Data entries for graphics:
────────────────────

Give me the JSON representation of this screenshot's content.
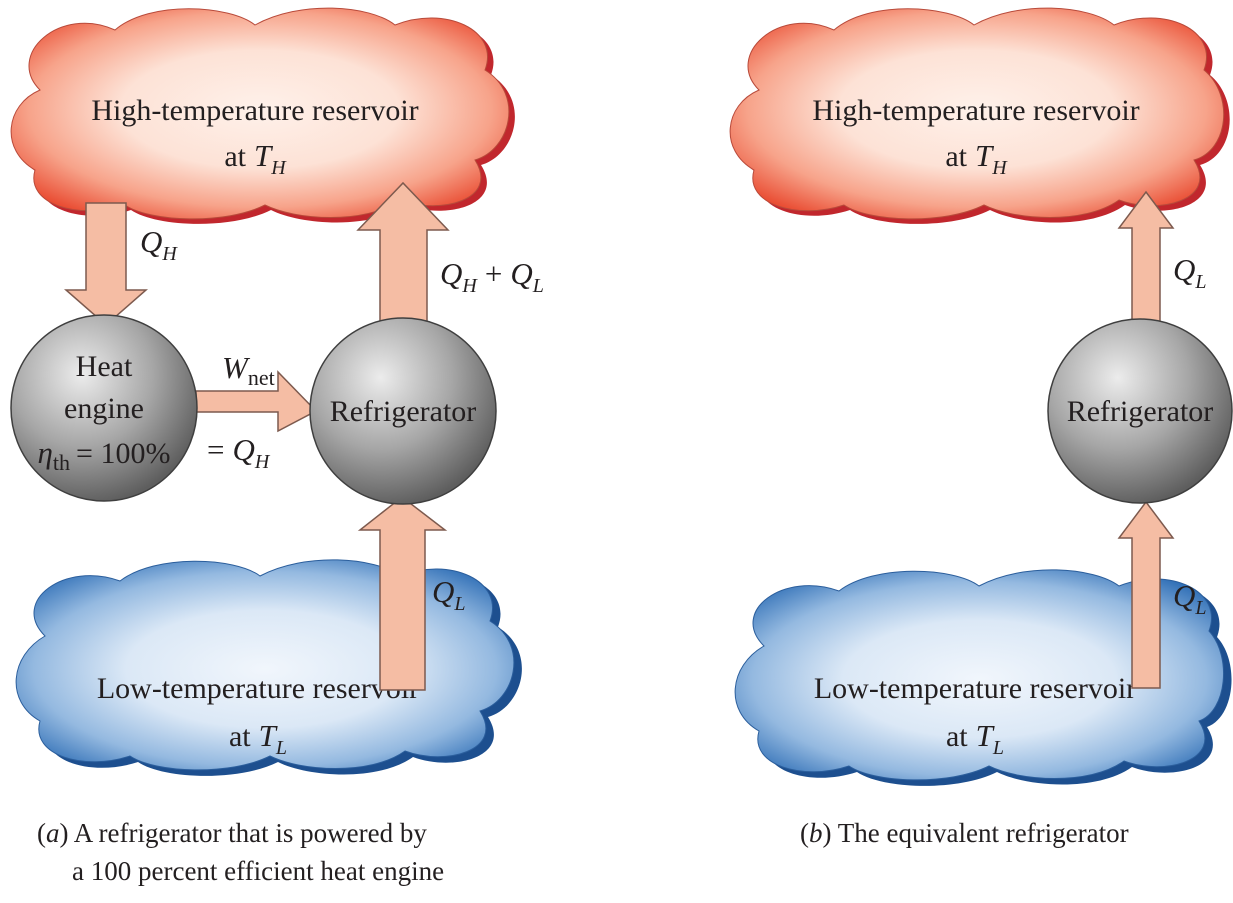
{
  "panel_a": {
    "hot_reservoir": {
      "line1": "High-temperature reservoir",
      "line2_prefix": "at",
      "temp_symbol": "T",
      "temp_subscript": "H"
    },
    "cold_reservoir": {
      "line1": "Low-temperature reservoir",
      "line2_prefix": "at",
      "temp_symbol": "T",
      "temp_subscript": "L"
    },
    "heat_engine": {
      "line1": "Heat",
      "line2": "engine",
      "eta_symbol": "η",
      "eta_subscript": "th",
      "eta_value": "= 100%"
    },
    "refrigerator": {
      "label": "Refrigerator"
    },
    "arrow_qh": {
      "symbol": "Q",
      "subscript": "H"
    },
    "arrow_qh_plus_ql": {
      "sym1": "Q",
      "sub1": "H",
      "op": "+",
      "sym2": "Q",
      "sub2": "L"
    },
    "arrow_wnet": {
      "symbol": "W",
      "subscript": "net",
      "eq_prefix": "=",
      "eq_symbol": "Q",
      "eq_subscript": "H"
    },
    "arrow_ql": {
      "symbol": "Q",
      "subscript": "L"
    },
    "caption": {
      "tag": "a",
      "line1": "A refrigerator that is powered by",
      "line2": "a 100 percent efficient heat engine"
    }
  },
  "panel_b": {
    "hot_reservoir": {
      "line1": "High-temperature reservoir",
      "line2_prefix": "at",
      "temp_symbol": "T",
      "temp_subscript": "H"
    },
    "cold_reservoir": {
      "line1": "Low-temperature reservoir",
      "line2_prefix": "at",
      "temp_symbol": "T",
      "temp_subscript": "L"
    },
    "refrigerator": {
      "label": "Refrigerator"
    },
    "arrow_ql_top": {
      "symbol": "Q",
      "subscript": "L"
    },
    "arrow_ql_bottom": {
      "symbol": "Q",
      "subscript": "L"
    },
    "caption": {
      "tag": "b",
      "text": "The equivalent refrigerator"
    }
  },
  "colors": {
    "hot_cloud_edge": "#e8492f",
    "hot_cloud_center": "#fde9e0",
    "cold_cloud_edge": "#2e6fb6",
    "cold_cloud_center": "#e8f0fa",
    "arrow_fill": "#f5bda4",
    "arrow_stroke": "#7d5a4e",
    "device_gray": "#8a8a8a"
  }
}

────────────────────

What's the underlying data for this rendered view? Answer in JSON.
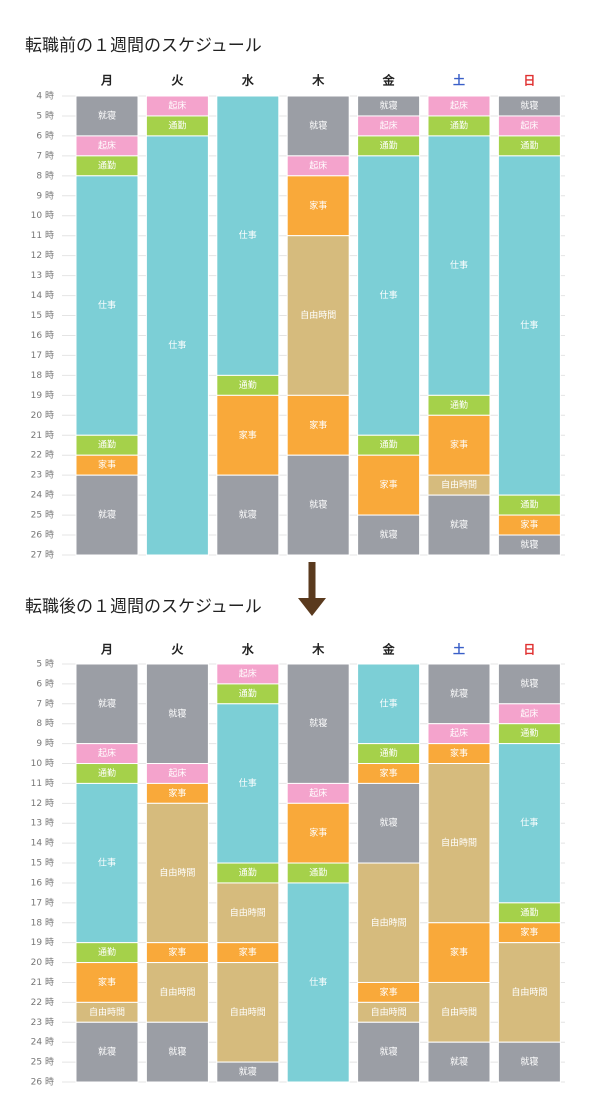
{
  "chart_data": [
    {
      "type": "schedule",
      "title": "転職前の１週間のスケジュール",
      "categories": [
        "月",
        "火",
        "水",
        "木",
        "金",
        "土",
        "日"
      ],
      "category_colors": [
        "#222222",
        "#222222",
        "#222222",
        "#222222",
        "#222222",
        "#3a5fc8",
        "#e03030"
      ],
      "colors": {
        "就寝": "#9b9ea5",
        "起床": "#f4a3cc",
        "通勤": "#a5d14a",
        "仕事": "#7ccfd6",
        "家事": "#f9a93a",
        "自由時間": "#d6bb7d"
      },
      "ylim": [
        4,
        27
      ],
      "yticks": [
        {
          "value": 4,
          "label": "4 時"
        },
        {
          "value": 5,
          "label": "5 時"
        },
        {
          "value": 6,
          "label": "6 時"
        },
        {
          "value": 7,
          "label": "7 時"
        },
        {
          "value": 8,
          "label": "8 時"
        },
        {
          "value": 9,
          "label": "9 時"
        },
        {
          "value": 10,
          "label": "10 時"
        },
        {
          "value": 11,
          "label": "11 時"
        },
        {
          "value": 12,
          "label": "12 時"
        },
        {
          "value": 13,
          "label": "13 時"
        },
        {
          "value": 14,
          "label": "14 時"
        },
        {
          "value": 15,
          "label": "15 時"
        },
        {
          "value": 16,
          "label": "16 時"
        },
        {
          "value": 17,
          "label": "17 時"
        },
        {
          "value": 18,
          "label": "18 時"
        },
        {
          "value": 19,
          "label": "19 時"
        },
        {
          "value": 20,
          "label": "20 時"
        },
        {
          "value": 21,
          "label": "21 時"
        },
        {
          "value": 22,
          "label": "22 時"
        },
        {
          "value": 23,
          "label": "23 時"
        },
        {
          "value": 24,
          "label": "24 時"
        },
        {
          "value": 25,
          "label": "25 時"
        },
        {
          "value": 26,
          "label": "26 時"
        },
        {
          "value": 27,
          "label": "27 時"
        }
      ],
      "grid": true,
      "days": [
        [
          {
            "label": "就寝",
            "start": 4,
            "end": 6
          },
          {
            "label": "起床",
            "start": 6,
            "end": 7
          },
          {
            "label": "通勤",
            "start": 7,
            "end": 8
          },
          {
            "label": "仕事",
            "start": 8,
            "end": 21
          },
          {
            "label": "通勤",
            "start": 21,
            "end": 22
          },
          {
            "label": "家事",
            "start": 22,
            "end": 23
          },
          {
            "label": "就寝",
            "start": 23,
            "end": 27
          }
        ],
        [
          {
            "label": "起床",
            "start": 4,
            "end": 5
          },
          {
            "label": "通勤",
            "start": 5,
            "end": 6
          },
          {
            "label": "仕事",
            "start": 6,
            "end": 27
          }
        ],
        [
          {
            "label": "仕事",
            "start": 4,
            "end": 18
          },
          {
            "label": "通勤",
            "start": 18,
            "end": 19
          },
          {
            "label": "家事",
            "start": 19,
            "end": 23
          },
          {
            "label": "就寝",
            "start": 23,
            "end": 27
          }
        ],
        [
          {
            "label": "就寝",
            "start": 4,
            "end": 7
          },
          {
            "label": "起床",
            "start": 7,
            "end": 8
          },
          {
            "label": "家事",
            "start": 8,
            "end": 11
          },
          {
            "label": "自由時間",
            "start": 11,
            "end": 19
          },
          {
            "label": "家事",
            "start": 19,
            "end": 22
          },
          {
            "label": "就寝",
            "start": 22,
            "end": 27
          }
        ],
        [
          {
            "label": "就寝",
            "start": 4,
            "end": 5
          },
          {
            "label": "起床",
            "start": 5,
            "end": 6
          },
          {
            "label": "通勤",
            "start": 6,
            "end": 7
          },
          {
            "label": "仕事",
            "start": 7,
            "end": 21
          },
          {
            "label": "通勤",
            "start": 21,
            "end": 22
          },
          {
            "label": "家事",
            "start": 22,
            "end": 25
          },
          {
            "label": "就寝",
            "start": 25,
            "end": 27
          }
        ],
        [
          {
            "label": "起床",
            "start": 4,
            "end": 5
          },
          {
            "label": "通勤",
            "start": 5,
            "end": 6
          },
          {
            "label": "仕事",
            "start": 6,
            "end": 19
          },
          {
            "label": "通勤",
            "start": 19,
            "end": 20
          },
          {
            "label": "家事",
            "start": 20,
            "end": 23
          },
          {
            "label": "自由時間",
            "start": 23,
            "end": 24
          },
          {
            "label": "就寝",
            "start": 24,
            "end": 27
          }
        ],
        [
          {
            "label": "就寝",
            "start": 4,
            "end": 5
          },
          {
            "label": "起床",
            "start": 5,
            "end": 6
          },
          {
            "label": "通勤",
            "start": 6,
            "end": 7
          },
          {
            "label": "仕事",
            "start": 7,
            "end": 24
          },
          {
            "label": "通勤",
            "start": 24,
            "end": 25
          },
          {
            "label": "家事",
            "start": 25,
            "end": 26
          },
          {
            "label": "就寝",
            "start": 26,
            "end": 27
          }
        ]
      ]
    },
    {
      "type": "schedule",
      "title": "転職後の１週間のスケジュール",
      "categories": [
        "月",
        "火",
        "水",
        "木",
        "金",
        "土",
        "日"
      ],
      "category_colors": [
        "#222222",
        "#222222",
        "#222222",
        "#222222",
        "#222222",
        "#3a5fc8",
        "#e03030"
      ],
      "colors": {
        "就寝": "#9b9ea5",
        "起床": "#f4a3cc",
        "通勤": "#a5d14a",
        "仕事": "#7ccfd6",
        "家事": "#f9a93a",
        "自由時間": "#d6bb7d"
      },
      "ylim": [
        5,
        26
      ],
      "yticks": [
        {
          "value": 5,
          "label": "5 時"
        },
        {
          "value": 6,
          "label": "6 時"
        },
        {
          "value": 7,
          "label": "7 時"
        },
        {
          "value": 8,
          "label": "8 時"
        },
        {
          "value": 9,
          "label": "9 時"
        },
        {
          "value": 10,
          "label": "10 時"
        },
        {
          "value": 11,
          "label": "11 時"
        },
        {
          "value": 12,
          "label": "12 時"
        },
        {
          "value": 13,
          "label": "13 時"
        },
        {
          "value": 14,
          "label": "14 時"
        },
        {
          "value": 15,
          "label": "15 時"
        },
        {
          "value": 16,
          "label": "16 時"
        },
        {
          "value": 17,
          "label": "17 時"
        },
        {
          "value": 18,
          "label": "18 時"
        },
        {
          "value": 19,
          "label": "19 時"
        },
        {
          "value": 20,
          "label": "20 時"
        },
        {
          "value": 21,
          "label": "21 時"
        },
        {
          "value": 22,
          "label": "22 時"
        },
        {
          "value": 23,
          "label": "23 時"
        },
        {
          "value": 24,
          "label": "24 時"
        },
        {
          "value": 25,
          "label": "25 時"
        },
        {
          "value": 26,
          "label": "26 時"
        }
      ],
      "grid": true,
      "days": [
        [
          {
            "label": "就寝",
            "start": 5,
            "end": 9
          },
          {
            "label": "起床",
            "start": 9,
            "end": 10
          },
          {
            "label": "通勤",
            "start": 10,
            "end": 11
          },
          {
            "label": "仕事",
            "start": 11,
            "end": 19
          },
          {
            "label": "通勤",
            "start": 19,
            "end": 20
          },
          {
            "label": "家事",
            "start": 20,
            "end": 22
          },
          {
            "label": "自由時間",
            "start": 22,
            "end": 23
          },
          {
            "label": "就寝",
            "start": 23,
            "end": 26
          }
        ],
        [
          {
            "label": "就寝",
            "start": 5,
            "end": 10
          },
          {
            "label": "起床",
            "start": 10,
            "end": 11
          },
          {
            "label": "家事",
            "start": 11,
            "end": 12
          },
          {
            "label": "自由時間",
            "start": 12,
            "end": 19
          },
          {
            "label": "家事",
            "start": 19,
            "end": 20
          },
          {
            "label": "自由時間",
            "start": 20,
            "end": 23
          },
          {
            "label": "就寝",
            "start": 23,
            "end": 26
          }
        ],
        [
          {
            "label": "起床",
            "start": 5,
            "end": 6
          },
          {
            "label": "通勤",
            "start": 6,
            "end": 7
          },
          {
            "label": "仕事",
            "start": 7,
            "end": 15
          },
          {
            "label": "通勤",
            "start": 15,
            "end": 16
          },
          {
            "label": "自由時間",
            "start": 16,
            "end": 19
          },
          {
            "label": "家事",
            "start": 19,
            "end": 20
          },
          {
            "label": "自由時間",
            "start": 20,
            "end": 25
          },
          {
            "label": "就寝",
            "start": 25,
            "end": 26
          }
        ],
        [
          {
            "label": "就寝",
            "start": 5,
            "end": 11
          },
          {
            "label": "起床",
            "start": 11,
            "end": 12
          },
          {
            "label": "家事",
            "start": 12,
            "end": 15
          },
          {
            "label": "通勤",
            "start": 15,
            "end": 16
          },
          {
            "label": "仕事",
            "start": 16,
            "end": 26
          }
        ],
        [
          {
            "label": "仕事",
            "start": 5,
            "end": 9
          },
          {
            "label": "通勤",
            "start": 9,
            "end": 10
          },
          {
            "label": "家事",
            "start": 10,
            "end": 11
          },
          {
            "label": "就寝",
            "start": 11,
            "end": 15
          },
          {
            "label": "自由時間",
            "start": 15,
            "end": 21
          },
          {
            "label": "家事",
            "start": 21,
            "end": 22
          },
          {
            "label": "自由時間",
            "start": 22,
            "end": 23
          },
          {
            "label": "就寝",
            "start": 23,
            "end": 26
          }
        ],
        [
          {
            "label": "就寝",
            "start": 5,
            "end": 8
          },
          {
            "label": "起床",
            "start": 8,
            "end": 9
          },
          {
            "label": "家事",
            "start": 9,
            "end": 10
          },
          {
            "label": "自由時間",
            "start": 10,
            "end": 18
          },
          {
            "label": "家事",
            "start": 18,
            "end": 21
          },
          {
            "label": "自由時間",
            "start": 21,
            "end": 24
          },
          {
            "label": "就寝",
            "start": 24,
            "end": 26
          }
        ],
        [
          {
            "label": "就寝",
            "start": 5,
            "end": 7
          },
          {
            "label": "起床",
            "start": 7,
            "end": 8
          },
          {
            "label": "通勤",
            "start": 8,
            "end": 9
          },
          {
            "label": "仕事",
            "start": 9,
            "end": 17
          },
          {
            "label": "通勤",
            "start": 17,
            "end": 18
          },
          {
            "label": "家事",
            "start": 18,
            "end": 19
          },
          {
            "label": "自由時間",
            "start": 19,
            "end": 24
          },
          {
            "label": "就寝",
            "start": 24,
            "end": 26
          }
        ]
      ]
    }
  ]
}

────────────────────

**SET EXERCISE:**
Copy each line in the data that holds the word "title".

**SOLUTION FOR THIS EXERCISE:**
      "title": "転職前の１週間のスケジュール",
      "title": "転職後の１週間のスケジュール",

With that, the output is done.